• Written problem: In the material below, find each line holding the string "xlabel" and copy it.

-------------------------

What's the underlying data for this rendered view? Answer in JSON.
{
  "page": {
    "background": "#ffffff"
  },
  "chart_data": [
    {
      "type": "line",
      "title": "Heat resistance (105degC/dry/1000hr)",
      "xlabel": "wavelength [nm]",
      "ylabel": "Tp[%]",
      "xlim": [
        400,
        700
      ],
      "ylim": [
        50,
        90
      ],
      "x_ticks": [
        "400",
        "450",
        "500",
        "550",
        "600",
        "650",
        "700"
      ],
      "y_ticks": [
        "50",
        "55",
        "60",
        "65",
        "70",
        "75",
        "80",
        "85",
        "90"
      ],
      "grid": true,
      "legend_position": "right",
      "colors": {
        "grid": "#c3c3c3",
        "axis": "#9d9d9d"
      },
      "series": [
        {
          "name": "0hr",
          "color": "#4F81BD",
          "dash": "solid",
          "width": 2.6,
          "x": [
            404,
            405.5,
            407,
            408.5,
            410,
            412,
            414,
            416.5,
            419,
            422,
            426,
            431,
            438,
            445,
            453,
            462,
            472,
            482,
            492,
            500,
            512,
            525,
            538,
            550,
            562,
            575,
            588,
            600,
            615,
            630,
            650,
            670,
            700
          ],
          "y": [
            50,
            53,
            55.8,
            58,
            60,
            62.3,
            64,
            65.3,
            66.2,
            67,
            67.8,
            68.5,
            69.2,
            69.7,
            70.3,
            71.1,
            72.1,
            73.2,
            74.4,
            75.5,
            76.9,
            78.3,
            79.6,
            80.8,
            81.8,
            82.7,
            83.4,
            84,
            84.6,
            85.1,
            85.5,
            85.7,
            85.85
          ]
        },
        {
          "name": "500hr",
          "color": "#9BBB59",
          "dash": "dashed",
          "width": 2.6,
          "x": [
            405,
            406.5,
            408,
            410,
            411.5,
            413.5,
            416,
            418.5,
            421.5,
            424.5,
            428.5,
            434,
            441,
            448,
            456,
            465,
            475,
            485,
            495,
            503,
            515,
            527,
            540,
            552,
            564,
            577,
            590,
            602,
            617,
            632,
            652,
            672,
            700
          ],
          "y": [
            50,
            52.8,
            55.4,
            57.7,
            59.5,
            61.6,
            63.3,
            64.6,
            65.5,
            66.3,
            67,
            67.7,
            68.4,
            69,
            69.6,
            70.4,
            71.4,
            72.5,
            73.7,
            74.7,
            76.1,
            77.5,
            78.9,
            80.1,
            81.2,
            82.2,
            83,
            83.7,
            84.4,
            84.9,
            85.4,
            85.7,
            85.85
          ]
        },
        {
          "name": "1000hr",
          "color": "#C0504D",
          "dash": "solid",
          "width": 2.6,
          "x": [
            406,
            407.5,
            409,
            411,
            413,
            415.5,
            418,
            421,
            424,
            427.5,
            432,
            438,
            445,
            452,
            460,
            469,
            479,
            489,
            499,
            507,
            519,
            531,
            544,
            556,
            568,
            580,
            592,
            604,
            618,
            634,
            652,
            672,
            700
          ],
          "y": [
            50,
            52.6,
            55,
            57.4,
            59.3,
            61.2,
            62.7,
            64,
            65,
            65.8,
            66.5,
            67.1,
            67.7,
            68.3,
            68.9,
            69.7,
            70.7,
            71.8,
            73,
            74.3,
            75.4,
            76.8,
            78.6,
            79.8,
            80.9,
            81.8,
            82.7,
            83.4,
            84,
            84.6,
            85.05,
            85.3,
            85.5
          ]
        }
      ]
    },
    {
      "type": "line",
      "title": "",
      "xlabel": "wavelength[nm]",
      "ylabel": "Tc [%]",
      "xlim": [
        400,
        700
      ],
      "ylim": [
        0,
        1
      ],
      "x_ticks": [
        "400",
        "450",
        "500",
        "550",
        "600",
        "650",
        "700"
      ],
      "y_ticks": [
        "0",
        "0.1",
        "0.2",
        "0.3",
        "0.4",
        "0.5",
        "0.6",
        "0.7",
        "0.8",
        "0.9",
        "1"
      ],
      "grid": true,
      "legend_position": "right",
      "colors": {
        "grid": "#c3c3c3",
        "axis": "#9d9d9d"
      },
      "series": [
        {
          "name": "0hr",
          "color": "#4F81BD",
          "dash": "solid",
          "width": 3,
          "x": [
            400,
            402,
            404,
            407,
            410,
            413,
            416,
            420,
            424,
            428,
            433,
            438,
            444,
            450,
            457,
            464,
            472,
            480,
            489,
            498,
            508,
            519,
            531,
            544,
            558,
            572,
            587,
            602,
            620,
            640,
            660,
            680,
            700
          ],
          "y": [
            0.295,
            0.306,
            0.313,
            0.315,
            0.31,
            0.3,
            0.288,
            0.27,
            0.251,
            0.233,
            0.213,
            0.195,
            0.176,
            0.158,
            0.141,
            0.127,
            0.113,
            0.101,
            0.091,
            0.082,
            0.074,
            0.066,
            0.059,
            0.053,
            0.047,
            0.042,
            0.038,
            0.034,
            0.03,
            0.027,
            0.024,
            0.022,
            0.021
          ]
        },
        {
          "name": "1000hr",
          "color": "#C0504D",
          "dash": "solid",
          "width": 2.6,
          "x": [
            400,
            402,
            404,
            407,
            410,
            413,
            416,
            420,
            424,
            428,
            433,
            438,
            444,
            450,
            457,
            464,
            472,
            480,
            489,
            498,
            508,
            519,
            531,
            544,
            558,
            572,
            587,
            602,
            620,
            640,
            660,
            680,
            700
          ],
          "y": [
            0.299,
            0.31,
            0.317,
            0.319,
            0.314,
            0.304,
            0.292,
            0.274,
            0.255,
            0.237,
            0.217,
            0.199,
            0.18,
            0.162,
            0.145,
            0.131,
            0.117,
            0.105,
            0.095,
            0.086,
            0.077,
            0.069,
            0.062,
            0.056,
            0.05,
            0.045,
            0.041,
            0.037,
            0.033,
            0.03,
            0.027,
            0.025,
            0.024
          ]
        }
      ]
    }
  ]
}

-------------------------

• Solution to this exercise:
      "xlabel": "wavelength [nm]",
      "xlabel": "wavelength[nm]",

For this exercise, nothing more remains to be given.